- **Excerpted records**:
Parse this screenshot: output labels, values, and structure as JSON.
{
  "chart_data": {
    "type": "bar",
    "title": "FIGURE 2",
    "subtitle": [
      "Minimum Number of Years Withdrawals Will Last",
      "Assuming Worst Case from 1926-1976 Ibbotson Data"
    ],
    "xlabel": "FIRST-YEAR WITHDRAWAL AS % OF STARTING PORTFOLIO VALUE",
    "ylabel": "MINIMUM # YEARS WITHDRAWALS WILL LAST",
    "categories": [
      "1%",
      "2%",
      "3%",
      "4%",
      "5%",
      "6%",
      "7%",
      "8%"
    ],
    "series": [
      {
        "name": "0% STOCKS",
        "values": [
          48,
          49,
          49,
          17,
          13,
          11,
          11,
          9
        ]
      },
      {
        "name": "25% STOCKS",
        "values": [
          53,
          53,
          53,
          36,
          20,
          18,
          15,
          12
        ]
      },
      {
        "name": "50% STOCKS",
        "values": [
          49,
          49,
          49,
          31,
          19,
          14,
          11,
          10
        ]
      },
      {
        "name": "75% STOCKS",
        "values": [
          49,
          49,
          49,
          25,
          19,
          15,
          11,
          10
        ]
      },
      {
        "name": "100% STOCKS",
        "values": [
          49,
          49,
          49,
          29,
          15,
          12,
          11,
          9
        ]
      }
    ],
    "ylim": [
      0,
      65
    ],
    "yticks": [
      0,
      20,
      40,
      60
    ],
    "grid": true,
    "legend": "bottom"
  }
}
--
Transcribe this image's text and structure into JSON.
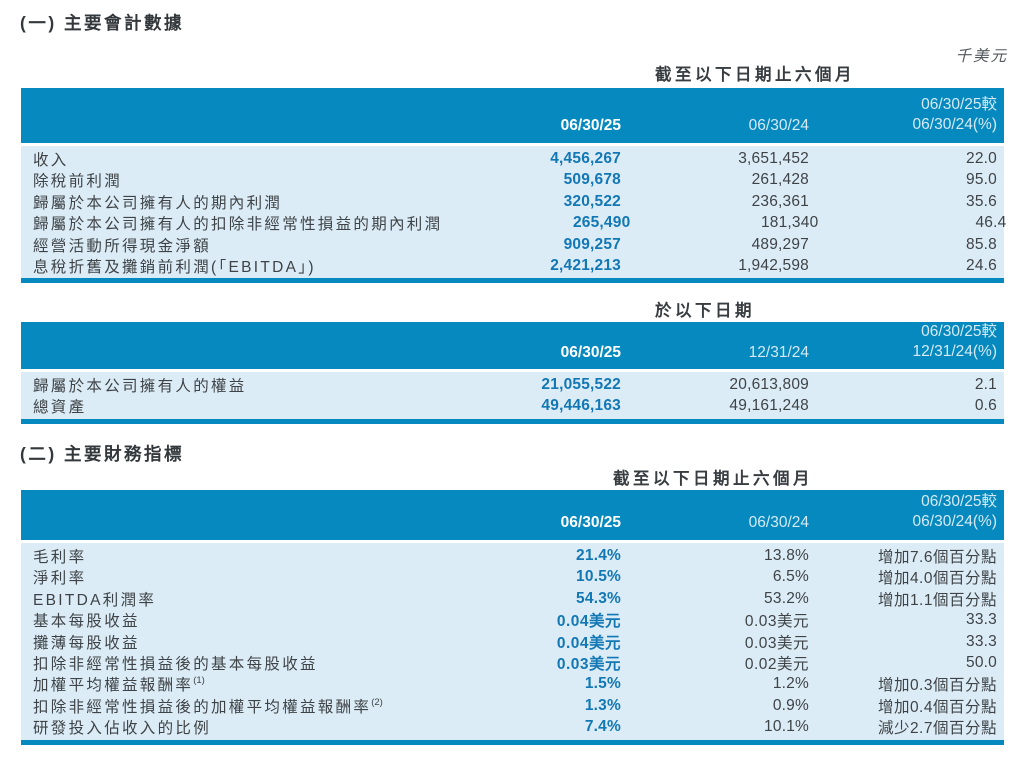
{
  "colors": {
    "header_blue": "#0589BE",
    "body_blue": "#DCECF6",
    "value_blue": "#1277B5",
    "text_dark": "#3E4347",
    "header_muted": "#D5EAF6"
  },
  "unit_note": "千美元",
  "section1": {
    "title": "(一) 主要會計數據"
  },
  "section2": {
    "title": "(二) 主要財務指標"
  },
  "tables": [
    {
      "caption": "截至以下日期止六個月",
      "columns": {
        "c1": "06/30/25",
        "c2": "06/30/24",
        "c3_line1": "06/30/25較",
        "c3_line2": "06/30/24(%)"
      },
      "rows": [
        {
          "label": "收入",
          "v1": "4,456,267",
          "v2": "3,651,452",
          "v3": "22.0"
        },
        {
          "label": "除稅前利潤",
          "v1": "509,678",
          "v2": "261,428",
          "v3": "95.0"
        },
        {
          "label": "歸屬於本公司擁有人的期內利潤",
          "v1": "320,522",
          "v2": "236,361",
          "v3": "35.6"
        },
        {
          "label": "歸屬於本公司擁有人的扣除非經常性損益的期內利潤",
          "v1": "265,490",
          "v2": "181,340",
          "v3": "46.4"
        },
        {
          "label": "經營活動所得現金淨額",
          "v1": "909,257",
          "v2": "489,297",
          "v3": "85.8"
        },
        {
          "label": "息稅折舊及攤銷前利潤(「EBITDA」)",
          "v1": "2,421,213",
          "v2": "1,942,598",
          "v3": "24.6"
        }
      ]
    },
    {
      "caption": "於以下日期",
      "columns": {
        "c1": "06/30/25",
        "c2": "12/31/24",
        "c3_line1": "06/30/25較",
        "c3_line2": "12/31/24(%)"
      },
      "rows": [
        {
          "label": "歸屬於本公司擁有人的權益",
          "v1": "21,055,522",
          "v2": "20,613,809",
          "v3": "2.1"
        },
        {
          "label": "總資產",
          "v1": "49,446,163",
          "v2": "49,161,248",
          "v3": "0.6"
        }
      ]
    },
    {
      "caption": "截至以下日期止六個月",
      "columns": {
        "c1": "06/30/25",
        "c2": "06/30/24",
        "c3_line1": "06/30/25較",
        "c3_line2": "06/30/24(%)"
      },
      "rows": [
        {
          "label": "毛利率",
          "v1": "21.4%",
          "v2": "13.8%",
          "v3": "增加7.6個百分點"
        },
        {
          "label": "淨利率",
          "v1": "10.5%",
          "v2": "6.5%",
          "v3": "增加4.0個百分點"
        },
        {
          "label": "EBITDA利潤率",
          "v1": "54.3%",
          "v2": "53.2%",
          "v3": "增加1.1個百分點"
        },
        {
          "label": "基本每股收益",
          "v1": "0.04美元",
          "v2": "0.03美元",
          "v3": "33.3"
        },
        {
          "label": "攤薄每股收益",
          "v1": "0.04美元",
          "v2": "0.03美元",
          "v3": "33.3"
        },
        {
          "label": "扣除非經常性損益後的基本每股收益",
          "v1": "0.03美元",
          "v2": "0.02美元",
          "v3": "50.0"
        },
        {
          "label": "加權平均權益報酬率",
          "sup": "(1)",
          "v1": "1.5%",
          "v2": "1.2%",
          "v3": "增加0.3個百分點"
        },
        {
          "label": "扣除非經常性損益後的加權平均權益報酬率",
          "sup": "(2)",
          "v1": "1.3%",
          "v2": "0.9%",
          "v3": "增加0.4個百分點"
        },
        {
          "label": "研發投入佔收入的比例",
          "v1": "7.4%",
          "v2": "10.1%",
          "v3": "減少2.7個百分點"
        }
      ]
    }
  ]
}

- **Exercise instructions**: Where a line contains the string "name", extract that line.

- **Problem solution**:
        "name": "0% STOCKS",
        "name": "25% STOCKS",
        "name": "50% STOCKS",
        "name": "75% STOCKS",
        "name": "100% STOCKS",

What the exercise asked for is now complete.